** START OF DATA LINES **

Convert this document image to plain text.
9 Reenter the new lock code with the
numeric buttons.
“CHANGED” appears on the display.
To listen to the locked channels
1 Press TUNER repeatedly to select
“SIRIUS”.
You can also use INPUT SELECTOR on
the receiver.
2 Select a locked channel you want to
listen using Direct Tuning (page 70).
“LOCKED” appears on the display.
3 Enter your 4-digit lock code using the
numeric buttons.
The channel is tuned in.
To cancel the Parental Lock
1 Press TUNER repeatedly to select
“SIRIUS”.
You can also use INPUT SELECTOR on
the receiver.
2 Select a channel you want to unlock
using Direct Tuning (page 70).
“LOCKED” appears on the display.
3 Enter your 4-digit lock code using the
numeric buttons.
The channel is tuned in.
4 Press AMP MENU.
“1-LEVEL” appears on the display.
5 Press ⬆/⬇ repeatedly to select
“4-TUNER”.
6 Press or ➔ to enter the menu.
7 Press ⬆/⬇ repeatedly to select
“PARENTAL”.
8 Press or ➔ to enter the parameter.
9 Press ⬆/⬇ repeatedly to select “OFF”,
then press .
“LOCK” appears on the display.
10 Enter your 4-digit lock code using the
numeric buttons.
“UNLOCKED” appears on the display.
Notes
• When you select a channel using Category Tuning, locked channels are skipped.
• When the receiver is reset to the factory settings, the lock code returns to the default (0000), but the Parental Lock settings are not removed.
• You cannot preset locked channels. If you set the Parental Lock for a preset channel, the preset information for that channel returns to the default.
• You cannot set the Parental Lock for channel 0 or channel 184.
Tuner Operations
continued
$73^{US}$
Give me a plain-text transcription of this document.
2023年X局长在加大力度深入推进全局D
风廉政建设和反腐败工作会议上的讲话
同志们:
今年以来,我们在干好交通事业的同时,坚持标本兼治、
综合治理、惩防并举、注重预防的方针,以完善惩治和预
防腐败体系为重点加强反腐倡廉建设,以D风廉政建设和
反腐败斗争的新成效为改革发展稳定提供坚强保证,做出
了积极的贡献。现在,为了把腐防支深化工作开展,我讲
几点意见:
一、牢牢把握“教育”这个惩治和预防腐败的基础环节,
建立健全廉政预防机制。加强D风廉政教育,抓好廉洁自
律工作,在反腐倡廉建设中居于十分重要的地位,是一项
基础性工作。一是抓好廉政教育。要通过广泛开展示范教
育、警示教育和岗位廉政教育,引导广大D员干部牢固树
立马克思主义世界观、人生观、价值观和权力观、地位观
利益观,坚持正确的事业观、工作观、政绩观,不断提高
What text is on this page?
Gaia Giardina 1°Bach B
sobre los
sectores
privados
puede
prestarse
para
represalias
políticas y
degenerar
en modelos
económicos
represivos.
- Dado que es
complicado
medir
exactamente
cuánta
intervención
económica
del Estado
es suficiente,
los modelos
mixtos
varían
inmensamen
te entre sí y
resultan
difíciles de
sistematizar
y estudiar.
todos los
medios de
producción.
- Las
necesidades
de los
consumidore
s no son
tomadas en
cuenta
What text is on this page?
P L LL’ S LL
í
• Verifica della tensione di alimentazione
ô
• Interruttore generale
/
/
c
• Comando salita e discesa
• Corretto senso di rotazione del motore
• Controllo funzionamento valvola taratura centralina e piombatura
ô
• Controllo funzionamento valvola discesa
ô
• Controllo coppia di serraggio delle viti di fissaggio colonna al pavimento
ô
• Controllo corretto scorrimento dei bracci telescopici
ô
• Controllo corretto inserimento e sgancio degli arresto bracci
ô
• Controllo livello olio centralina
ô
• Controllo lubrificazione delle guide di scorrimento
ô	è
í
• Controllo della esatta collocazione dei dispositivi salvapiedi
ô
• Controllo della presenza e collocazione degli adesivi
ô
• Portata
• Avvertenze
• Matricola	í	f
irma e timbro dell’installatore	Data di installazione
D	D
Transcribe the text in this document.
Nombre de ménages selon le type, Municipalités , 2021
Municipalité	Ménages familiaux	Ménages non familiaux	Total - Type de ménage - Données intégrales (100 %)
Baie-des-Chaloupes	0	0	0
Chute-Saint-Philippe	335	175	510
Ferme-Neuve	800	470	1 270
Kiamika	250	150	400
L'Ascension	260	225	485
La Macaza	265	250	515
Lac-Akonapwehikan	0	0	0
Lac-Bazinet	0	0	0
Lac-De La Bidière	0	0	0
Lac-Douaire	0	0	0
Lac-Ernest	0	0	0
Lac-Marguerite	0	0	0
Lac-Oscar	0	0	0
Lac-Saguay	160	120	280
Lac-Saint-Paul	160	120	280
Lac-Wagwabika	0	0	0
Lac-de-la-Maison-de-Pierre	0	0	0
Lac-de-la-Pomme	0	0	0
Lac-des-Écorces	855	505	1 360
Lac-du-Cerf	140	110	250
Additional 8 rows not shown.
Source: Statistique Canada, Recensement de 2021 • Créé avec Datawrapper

** END OF DATA LINES **

STATED EXERCISE -
Produce an exact copy of every entry above.

RESULT -
Convert this document image to plain text.
9 Reenter the new lock code with the
numeric buttons.
“CHANGED” appears on the display.
To listen to the locked channels
1 Press TUNER repeatedly to select
“SIRIUS”.
You can also use INPUT SELECTOR on
the receiver.
2 Select a locked channel you want to
listen using Direct Tuning (page 70).
“LOCKED” appears on the display.
3 Enter your 4-digit lock code using the
numeric buttons.
The channel is tuned in.
To cancel the Parental Lock
1 Press TUNER repeatedly to select
“SIRIUS”.
You can also use INPUT SELECTOR on
the receiver.
2 Select a channel you want to unlock
using Direct Tuning (page 70).
“LOCKED” appears on the display.
3 Enter your 4-digit lock code using the
numeric buttons.
The channel is tuned in.
4 Press AMP MENU.
“1-LEVEL” appears on the display.
5 Press ⬆/⬇ repeatedly to select
“4-TUNER”.
6 Press or ➔ to enter the menu.
7 Press ⬆/⬇ repeatedly to select
“PARENTAL”.
8 Press or ➔ to enter the parameter.
9 Press ⬆/⬇ repeatedly to select “OFF”,
then press .
“LOCK” appears on the display.
10 Enter your 4-digit lock code using the
numeric buttons.
“UNLOCKED” appears on the display.
Notes
• When you select a channel using Category Tuning, locked channels are skipped.
• When the receiver is reset to the factory settings, the lock code returns to the default (0000), but the Parental Lock settings are not removed.
• You cannot preset locked channels. If you set the Parental Lock for a preset channel, the preset information for that channel returns to the default.
• You cannot set the Parental Lock for channel 0 or channel 184.
Tuner Operations
continued
$73^{US}$
Give me a plain-text transcription of this document.
2023年X局长在加大力度深入推进全局D
风廉政建设和反腐败工作会议上的讲话
同志们:
今年以来,我们在干好交通事业的同时,坚持标本兼治、
综合治理、惩防并举、注重预防的方针,以完善惩治和预
防腐败体系为重点加强反腐倡廉建设,以D风廉政建设和
反腐败斗争的新成效为改革发展稳定提供坚强保证,做出
了积极的贡献。现在,为了把腐防支深化工作开展,我讲
几点意见:
一、牢牢把握“教育”这个惩治和预防腐败的基础环节,
建立健全廉政预防机制。加强D风廉政教育,抓好廉洁自
律工作,在反腐倡廉建设中居于十分重要的地位,是一项
基础性工作。一是抓好廉政教育。要通过广泛开展示范教
育、警示教育和岗位廉政教育,引导广大D员干部牢固树
立马克思主义世界观、人生观、价值观和权力观、地位观
利益观,坚持正确的事业观、工作观、政绩观,不断提高
What text is on this page?
Gaia Giardina 1°Bach B
sobre los
sectores
privados
puede
prestarse
para
represalias
políticas y
degenerar
en modelos
económicos
represivos.
- Dado que es
complicado
medir
exactamente
cuánta
intervención
económica
del Estado
es suficiente,
los modelos
mixtos
varían
inmensamen
te entre sí y
resultan
difíciles de
sistematizar
y estudiar.
todos los
medios de
producción.
- Las
necesidades
de los
consumidore
s no son
tomadas en
cuenta
What text is on this page?
P L LL’ S LL
í
• Verifica della tensione di alimentazione
ô
• Interruttore generale
/
/
c
• Comando salita e discesa
• Corretto senso di rotazione del motore
• Controllo funzionamento valvola taratura centralina e piombatura
ô
• Controllo funzionamento valvola discesa
ô
• Controllo coppia di serraggio delle viti di fissaggio colonna al pavimento
ô
• Controllo corretto scorrimento dei bracci telescopici
ô
• Controllo corretto inserimento e sgancio degli arresto bracci
ô
• Controllo livello olio centralina
ô
• Controllo lubrificazione delle guide di scorrimento
ô	è
í
• Controllo della esatta collocazione dei dispositivi salvapiedi
ô
• Controllo della presenza e collocazione degli adesivi
ô
• Portata
• Avvertenze
• Matricola	í	f
irma e timbro dell’installatore	Data di installazione
D	D
Transcribe the text in this document.
Nombre de ménages selon le type, Municipalités , 2021
Municipalité	Ménages familiaux	Ménages non familiaux	Total - Type de ménage - Données intégrales (100 %)
Baie-des-Chaloupes	0	0	0
Chute-Saint-Philippe	335	175	510
Ferme-Neuve	800	470	1 270
Kiamika	250	150	400
L'Ascension	260	225	485
La Macaza	265	250	515
Lac-Akonapwehikan	0	0	0
Lac-Bazinet	0	0	0
Lac-De La Bidière	0	0	0
Lac-Douaire	0	0	0
Lac-Ernest	0	0	0
Lac-Marguerite	0	0	0
Lac-Oscar	0	0	0
Lac-Saguay	160	120	280
Lac-Saint-Paul	160	120	280
Lac-Wagwabika	0	0	0
Lac-de-la-Maison-de-Pierre	0	0	0
Lac-de-la-Pomme	0	0	0
Lac-des-Écorces	855	505	1 360
Lac-du-Cerf	140	110	250
Additional 8 rows not shown.
Source: Statistique Canada, Recensement de 2021 • Créé avec Datawrapper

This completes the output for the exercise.